Retype everything in the listing, leaving each line exactly as it is.

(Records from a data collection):
▼
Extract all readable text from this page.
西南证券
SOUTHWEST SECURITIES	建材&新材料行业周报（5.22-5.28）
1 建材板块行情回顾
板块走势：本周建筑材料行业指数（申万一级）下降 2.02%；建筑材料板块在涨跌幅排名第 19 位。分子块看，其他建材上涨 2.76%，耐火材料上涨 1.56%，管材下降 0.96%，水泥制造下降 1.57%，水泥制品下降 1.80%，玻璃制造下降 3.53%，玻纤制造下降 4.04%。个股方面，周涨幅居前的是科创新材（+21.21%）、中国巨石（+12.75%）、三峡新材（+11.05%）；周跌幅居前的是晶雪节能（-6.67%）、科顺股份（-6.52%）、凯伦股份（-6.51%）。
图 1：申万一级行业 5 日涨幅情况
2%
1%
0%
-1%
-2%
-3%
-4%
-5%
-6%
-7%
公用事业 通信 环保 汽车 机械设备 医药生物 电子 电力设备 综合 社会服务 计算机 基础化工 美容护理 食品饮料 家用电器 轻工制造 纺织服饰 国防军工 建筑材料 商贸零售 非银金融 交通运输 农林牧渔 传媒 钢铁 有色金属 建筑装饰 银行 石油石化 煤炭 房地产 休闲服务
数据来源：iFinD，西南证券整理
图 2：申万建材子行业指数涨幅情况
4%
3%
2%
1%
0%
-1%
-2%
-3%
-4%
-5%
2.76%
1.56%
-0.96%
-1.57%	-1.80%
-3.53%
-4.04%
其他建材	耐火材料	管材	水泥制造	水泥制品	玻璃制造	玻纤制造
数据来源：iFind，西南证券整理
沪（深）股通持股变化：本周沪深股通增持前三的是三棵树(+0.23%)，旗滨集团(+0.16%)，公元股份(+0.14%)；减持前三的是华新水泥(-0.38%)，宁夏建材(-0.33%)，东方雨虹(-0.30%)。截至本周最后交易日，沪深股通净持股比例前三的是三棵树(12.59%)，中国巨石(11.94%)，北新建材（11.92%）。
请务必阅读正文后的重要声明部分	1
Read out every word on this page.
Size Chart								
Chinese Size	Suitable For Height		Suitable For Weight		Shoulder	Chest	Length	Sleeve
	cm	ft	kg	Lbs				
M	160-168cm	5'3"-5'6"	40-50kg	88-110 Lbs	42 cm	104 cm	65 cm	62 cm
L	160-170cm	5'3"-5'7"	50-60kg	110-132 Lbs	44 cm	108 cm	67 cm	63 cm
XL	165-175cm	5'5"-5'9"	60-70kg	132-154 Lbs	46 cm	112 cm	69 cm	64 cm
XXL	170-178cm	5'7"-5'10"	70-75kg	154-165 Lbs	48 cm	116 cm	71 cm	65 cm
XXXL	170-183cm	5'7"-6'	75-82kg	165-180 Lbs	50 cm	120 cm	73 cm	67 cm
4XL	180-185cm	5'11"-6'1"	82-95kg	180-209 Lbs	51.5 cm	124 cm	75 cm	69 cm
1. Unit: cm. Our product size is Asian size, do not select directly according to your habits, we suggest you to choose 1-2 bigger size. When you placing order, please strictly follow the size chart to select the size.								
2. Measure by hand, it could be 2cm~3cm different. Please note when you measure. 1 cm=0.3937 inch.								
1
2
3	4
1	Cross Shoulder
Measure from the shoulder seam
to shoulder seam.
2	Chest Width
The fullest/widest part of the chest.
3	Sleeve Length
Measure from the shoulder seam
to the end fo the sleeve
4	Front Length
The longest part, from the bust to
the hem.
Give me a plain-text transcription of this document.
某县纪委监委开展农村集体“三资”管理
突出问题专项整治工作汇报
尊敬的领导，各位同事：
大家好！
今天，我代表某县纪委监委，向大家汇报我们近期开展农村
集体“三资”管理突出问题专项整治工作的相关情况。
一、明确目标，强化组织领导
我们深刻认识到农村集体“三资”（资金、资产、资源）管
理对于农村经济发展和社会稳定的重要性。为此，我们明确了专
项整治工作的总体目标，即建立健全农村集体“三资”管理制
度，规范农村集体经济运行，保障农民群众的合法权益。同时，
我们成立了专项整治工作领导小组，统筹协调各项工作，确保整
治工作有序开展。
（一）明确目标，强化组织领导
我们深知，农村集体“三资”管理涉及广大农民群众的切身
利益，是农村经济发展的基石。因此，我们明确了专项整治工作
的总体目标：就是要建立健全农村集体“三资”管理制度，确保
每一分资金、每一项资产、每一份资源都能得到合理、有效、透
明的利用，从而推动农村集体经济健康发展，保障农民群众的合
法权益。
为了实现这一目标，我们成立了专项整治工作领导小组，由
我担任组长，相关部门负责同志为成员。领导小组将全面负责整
▲
(Result):
Extract all readable text from this page.
西南证券
SOUTHWEST SECURITIES	建材&新材料行业周报（5.22-5.28）
1 建材板块行情回顾
板块走势：本周建筑材料行业指数（申万一级）下降 2.02%；建筑材料板块在涨跌幅排名第 19 位。分子块看，其他建材上涨 2.76%，耐火材料上涨 1.56%，管材下降 0.96%，水泥制造下降 1.57%，水泥制品下降 1.80%，玻璃制造下降 3.53%，玻纤制造下降 4.04%。个股方面，周涨幅居前的是科创新材（+21.21%）、中国巨石（+12.75%）、三峡新材（+11.05%）；周跌幅居前的是晶雪节能（-6.67%）、科顺股份（-6.52%）、凯伦股份（-6.51%）。
图 1：申万一级行业 5 日涨幅情况
2%
1%
0%
-1%
-2%
-3%
-4%
-5%
-6%
-7%
公用事业 通信 环保 汽车 机械设备 医药生物 电子 电力设备 综合 社会服务 计算机 基础化工 美容护理 食品饮料 家用电器 轻工制造 纺织服饰 国防军工 建筑材料 商贸零售 非银金融 交通运输 农林牧渔 传媒 钢铁 有色金属 建筑装饰 银行 石油石化 煤炭 房地产 休闲服务
数据来源：iFinD，西南证券整理
图 2：申万建材子行业指数涨幅情况
4%
3%
2%
1%
0%
-1%
-2%
-3%
-4%
-5%
2.76%
1.56%
-0.96%
-1.57%	-1.80%
-3.53%
-4.04%
其他建材	耐火材料	管材	水泥制造	水泥制品	玻璃制造	玻纤制造
数据来源：iFind，西南证券整理
沪（深）股通持股变化：本周沪深股通增持前三的是三棵树(+0.23%)，旗滨集团(+0.16%)，公元股份(+0.14%)；减持前三的是华新水泥(-0.38%)，宁夏建材(-0.33%)，东方雨虹(-0.30%)。截至本周最后交易日，沪深股通净持股比例前三的是三棵树(12.59%)，中国巨石(11.94%)，北新建材（11.92%）。
请务必阅读正文后的重要声明部分	1
Read out every word on this page.
Size Chart								
Chinese Size	Suitable For Height		Suitable For Weight		Shoulder	Chest	Length	Sleeve
	cm	ft	kg	Lbs				
M	160-168cm	5'3"-5'6"	40-50kg	88-110 Lbs	42 cm	104 cm	65 cm	62 cm
L	160-170cm	5'3"-5'7"	50-60kg	110-132 Lbs	44 cm	108 cm	67 cm	63 cm
XL	165-175cm	5'5"-5'9"	60-70kg	132-154 Lbs	46 cm	112 cm	69 cm	64 cm
XXL	170-178cm	5'7"-5'10"	70-75kg	154-165 Lbs	48 cm	116 cm	71 cm	65 cm
XXXL	170-183cm	5'7"-6'	75-82kg	165-180 Lbs	50 cm	120 cm	73 cm	67 cm
4XL	180-185cm	5'11"-6'1"	82-95kg	180-209 Lbs	51.5 cm	124 cm	75 cm	69 cm
1. Unit: cm. Our product size is Asian size, do not select directly according to your habits, we suggest you to choose 1-2 bigger size. When you placing order, please strictly follow the size chart to select the size.								
2. Measure by hand, it could be 2cm~3cm different. Please note when you measure. 1 cm=0.3937 inch.								
1
2
3	4
1	Cross Shoulder
Measure from the shoulder seam
to shoulder seam.
2	Chest Width
The fullest/widest part of the chest.
3	Sleeve Length
Measure from the shoulder seam
to the end fo the sleeve
4	Front Length
The longest part, from the bust to
the hem.
Give me a plain-text transcription of this document.
某县纪委监委开展农村集体“三资”管理
突出问题专项整治工作汇报
尊敬的领导，各位同事：
大家好！
今天，我代表某县纪委监委，向大家汇报我们近期开展农村
集体“三资”管理突出问题专项整治工作的相关情况。
一、明确目标，强化组织领导
我们深刻认识到农村集体“三资”（资金、资产、资源）管
理对于农村经济发展和社会稳定的重要性。为此，我们明确了专
项整治工作的总体目标，即建立健全农村集体“三资”管理制
度，规范农村集体经济运行，保障农民群众的合法权益。同时，
我们成立了专项整治工作领导小组，统筹协调各项工作，确保整
治工作有序开展。
（一）明确目标，强化组织领导
我们深知，农村集体“三资”管理涉及广大农民群众的切身
利益，是农村经济发展的基石。因此，我们明确了专项整治工作
的总体目标：就是要建立健全农村集体“三资”管理制度，确保
每一分资金、每一项资产、每一份资源都能得到合理、有效、透
明的利用，从而推动农村集体经济健康发展，保障农民群众的合
法权益。
为了实现这一目标，我们成立了专项整治工作领导小组，由
我担任组长，相关部门负责同志为成员。领导小组将全面负责整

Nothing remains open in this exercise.